++++ Available data

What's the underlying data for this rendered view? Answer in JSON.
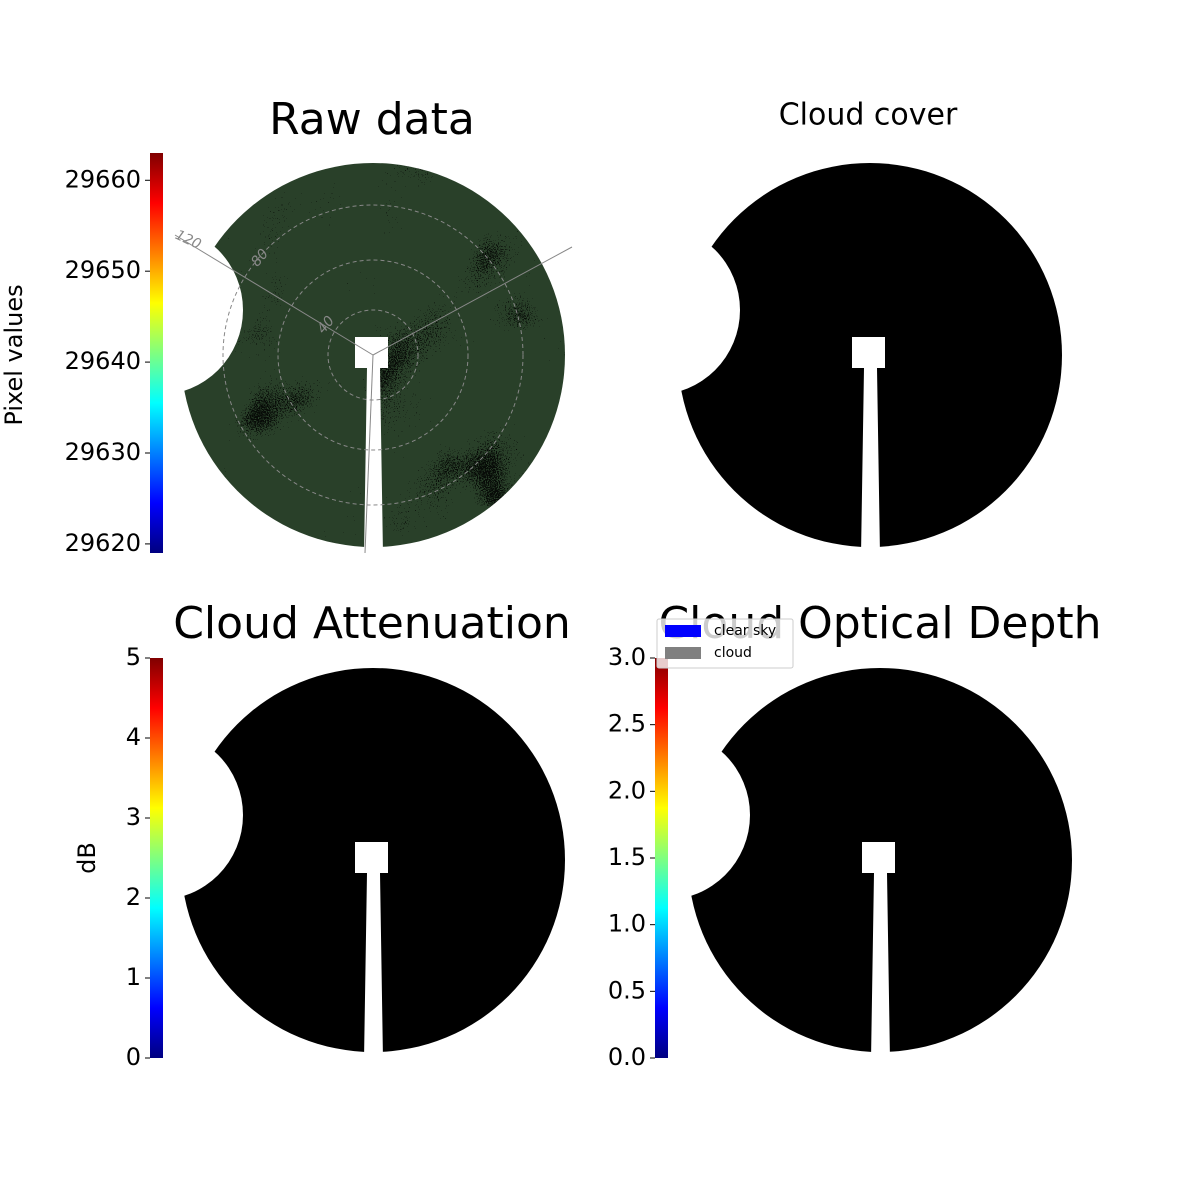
{
  "chart_data": [
    {
      "type": "image",
      "title": "Raw data",
      "colorbar_label": "Pixel values",
      "colormap": "jet",
      "clim": [
        29619,
        29663
      ],
      "cticks": [
        29620,
        29630,
        29640,
        29650,
        29660
      ],
      "annotations": [
        "120",
        "80",
        "40"
      ]
    },
    {
      "type": "image",
      "title": "Cloud cover",
      "series": [
        {
          "name": "clear sky",
          "color": "#0000ff"
        },
        {
          "name": "cloud",
          "color": "#808080"
        }
      ]
    },
    {
      "type": "image",
      "title": "Cloud Attenuation",
      "colorbar_label": "dB",
      "colormap": "jet",
      "clim": [
        0,
        5
      ],
      "cticks": [
        0,
        1,
        2,
        3,
        4,
        5
      ]
    },
    {
      "type": "image",
      "title": "Cloud Optical Depth",
      "colormap": "jet",
      "clim": [
        0,
        3
      ],
      "cticks": [
        {
          "value": 0,
          "label": "0.0"
        },
        0.5,
        {
          "value": 1,
          "label": "1.0"
        },
        1.5,
        {
          "value": 2,
          "label": "2.0"
        },
        2.5,
        {
          "value": 3,
          "label": "3.0"
        }
      ]
    }
  ]
}
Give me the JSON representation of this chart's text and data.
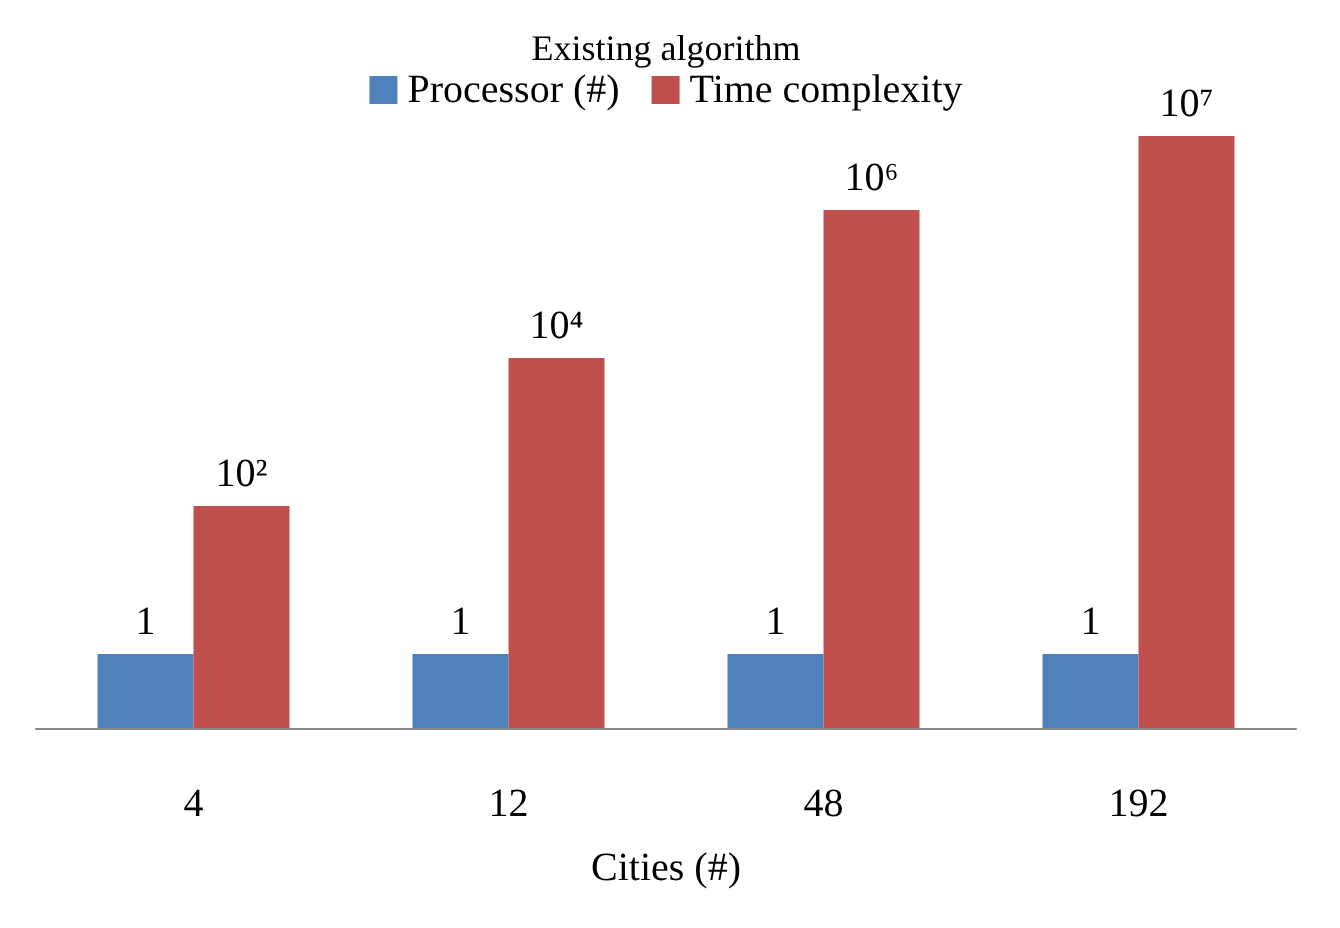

++++++++

Extract every line containing the string "title" from the data above.

      "title": "Raw data",
      "title": "Cloud cover",
      "title": "Cloud Attenuation",
      "title": "Cloud Optical Depth",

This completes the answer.